> Set task
Identify every line in the records below that contains the word "bounding", and copy each of those lines in full.

> Extracted data entries
┄┄┄┄┄┄┄┄┄┄

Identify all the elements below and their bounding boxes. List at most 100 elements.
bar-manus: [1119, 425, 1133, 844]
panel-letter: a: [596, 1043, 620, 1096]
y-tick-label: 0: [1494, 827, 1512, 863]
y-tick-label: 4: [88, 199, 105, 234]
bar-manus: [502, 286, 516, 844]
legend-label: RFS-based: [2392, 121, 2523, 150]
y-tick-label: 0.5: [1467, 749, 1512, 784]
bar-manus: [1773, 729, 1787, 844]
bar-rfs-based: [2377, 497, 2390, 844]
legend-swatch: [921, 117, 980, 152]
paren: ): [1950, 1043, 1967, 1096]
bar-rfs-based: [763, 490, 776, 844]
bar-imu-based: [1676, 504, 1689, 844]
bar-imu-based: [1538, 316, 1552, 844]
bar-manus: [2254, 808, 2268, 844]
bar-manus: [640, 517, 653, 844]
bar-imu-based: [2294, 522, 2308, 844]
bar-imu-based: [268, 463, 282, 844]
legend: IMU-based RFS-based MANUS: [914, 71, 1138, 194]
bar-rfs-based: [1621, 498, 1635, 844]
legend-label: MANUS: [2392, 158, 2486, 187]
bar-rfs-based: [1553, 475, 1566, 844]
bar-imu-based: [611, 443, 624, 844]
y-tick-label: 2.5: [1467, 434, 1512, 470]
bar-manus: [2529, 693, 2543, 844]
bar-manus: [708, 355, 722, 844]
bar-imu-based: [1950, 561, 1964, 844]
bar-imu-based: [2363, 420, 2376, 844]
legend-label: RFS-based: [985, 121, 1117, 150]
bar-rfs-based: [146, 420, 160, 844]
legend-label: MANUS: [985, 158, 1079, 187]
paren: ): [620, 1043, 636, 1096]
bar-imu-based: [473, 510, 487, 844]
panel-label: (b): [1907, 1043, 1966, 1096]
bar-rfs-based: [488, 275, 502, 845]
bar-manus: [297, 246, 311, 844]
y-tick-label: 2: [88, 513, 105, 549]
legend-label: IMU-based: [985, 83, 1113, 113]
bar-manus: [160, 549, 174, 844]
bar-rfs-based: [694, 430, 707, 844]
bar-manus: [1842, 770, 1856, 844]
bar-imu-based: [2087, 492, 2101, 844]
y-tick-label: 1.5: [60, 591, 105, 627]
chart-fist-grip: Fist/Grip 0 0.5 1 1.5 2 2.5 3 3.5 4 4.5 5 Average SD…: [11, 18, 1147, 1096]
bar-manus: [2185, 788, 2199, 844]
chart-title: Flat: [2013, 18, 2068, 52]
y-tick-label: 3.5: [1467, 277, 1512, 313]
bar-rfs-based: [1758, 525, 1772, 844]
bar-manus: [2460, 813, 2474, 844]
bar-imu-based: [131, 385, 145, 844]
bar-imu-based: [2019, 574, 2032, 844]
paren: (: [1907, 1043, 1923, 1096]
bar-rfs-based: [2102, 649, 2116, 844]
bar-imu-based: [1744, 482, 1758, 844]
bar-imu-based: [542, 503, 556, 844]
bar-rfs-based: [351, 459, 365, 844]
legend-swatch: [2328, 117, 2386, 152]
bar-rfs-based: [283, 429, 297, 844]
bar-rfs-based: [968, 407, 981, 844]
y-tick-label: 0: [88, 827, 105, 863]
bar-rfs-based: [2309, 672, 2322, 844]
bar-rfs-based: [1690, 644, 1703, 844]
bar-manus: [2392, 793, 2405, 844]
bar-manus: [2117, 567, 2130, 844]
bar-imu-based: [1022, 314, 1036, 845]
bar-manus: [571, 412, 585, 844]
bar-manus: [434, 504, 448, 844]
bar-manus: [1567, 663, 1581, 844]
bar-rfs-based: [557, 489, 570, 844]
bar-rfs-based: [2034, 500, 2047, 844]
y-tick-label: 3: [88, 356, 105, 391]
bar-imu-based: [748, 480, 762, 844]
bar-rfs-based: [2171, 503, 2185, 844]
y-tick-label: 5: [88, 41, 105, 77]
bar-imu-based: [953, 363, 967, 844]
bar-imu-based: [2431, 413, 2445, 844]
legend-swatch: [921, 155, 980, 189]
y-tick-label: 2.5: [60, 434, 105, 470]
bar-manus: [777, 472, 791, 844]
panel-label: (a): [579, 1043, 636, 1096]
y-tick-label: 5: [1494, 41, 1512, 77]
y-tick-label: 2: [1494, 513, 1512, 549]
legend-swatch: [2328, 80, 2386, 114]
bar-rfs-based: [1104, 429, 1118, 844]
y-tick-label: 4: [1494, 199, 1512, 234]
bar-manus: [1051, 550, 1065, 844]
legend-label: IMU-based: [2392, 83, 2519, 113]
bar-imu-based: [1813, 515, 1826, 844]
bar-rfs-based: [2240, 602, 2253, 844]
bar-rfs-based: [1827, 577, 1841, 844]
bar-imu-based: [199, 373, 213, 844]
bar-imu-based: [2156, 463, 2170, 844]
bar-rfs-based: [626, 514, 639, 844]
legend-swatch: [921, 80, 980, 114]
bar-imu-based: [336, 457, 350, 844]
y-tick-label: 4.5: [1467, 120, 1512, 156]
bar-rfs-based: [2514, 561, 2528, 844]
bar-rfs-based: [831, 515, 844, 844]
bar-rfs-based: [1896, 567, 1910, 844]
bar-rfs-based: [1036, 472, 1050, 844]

┄┄┄┄┄┄┄┄┄┄

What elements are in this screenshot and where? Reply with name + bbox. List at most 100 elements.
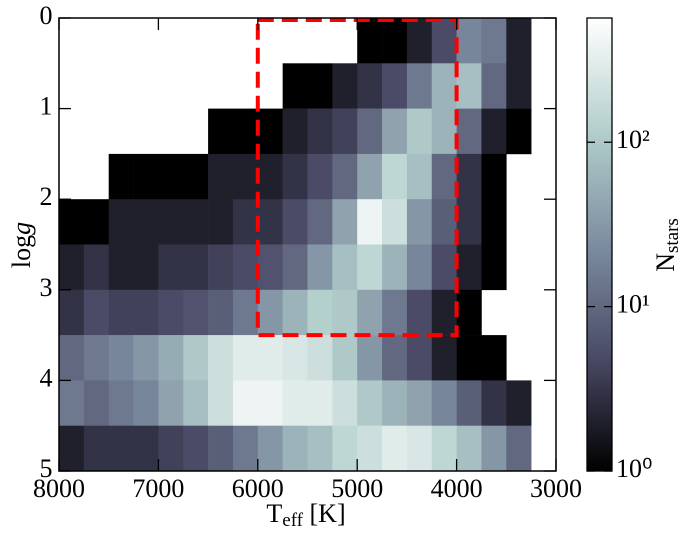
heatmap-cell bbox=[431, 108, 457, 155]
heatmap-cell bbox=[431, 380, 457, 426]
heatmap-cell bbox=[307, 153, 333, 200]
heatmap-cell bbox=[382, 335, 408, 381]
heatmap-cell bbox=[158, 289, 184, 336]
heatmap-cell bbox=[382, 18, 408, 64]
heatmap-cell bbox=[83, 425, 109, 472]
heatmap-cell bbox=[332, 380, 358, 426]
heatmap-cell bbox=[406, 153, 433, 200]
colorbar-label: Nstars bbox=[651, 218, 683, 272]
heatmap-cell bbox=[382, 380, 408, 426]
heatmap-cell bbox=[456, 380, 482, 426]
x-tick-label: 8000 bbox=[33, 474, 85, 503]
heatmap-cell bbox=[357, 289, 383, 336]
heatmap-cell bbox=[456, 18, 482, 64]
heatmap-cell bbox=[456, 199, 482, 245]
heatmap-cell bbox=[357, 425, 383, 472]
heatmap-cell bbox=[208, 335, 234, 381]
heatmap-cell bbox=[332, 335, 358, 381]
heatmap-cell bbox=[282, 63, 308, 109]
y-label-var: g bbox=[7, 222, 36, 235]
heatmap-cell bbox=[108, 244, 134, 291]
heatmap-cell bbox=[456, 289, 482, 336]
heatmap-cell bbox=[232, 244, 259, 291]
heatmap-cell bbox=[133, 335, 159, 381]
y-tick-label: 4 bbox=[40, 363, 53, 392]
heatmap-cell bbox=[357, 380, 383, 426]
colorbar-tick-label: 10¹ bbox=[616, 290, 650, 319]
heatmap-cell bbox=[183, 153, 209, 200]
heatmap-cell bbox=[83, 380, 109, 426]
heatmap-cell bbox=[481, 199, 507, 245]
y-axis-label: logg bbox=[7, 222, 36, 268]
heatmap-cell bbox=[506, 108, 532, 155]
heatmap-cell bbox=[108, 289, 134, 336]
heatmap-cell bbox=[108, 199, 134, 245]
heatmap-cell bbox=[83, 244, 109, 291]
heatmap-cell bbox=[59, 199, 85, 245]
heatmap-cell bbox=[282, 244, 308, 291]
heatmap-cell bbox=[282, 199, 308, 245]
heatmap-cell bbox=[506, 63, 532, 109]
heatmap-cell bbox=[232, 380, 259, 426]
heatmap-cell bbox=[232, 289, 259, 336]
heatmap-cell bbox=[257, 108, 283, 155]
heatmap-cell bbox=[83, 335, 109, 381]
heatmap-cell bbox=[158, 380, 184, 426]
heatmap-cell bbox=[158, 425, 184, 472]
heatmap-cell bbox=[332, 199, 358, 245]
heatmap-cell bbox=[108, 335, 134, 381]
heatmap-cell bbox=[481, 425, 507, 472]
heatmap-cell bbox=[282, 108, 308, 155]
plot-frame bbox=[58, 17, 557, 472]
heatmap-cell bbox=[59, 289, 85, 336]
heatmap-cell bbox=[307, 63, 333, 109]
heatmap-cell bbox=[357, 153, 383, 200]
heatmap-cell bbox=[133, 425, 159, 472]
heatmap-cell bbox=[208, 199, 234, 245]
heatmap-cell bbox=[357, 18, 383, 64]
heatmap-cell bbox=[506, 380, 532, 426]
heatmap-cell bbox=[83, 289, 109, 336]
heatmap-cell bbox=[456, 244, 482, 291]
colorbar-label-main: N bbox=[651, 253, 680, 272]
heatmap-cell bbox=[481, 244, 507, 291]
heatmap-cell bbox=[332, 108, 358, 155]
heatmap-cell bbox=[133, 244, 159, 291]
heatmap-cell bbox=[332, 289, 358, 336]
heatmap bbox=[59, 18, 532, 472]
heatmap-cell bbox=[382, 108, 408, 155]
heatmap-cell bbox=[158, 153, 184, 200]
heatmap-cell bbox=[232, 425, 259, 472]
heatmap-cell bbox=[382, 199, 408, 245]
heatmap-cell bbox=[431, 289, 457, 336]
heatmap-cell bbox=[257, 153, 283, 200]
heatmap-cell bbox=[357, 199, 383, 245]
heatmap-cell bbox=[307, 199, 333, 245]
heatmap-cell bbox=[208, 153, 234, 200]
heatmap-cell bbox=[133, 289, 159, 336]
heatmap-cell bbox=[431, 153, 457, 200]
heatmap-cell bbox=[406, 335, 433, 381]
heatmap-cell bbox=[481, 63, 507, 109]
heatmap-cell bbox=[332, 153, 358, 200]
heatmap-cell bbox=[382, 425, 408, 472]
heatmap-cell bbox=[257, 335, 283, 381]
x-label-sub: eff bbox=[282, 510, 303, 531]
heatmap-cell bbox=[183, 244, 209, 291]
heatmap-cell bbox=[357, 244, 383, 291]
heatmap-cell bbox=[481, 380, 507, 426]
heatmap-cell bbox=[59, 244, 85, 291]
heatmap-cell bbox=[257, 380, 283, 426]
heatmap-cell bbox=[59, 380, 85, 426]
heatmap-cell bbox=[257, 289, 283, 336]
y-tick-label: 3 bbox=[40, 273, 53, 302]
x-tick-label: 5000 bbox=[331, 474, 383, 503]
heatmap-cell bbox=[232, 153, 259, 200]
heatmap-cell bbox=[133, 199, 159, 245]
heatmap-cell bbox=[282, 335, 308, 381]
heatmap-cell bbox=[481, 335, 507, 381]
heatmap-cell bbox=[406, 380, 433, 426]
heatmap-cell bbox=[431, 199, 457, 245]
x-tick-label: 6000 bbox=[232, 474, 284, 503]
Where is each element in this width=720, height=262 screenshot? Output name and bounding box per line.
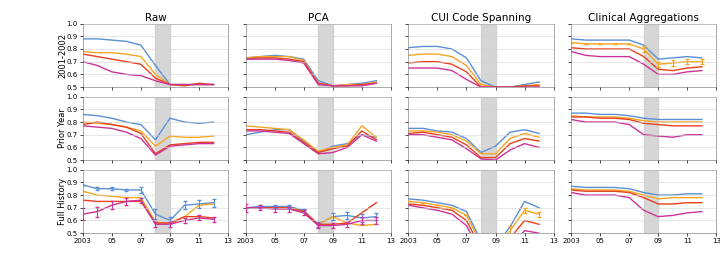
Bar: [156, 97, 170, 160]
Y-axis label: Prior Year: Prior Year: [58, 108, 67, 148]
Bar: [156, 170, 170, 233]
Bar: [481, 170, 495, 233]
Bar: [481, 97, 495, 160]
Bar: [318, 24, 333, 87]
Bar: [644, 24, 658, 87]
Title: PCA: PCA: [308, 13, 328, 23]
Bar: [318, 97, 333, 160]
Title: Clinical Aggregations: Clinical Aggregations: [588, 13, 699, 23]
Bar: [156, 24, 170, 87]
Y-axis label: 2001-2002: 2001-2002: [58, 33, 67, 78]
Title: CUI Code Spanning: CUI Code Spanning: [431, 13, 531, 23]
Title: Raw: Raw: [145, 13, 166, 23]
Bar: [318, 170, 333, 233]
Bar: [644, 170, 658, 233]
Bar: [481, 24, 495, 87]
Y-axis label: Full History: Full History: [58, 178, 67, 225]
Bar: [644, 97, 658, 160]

┄┄┄┄┄┄┄┄┄┄

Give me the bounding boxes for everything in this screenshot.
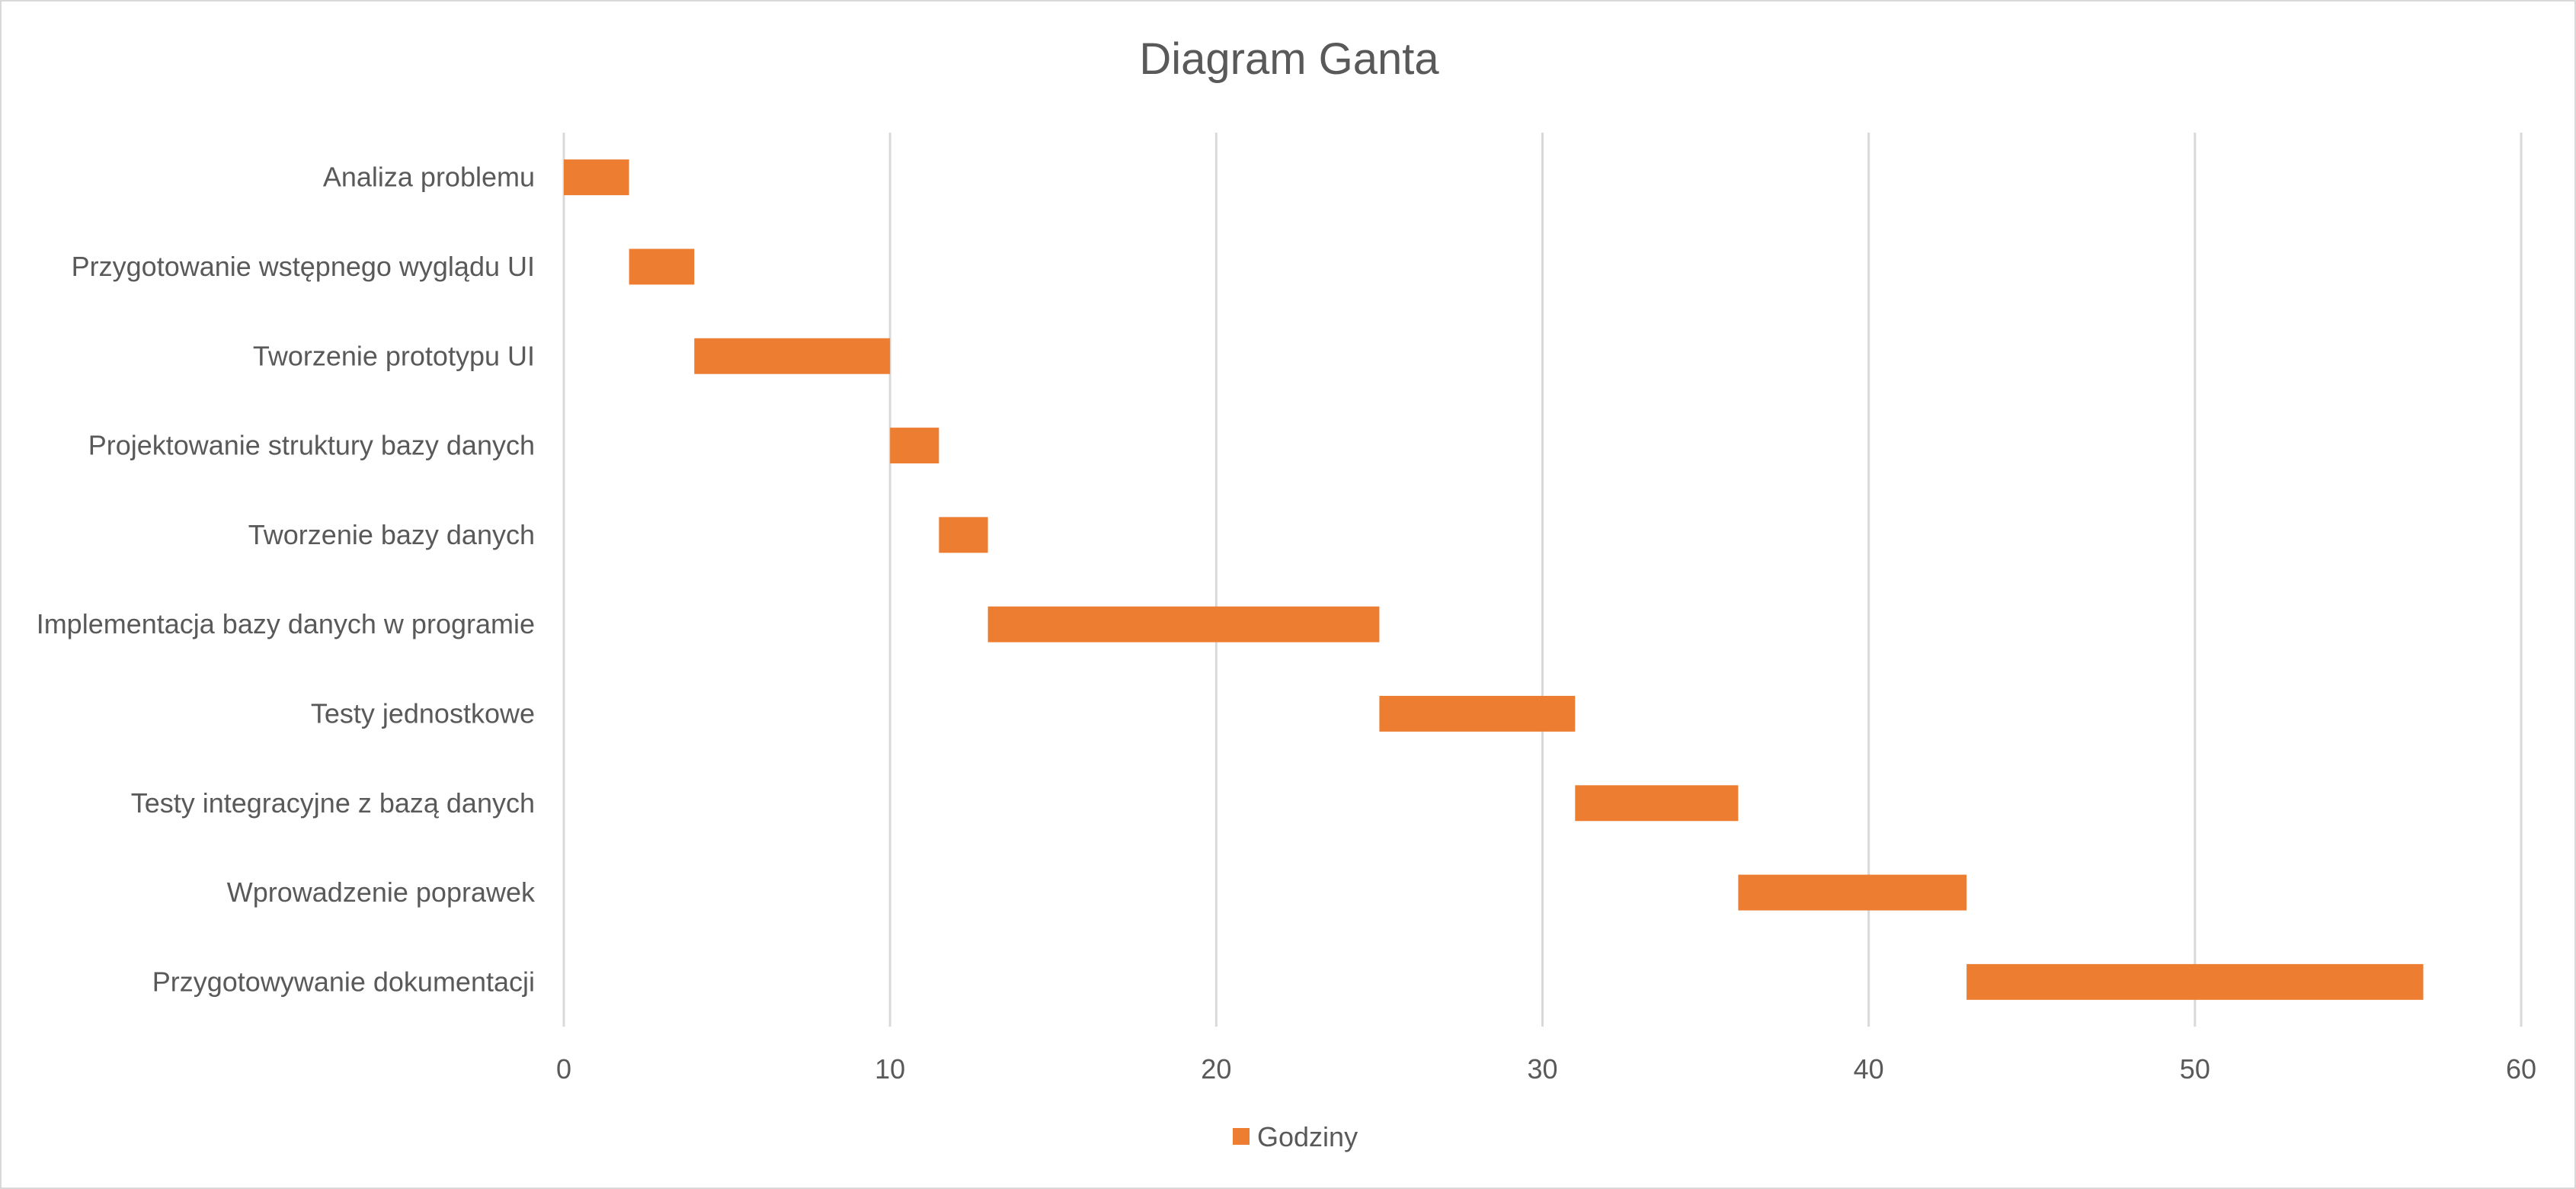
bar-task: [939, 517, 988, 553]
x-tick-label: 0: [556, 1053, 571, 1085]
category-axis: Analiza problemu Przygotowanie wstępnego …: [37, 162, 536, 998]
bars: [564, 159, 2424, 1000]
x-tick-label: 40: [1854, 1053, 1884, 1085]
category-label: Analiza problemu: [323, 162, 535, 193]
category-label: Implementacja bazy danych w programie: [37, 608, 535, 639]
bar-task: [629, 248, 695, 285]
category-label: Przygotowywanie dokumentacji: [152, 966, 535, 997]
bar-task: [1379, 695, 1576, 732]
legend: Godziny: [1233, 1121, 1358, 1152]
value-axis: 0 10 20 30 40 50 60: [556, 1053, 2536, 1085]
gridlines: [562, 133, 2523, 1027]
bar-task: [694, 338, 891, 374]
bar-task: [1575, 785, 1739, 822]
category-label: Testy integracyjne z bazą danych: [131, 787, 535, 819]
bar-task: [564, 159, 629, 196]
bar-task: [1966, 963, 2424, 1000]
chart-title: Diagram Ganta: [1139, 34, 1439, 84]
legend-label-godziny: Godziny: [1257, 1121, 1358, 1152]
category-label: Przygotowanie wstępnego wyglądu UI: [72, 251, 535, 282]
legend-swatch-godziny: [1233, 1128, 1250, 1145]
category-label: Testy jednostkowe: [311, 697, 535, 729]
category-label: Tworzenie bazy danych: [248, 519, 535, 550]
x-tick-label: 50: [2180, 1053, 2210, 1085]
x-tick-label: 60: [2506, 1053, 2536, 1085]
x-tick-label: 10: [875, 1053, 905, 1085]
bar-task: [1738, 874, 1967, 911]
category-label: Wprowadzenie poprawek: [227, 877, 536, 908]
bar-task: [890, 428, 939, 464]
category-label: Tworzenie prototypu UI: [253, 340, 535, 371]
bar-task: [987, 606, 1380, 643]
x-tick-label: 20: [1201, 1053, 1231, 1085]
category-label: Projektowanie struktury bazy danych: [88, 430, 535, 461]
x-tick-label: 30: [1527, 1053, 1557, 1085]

┄┄┄┄┄┄┄┄┄┄

> Written solution
Identify all the elements below and their bounding boxes. List at most 100 elements.
Where is each element in this width=720, height=262 screenshot? Output name and bounding box per line.
Give me the bounding boxes for everything in this screenshot.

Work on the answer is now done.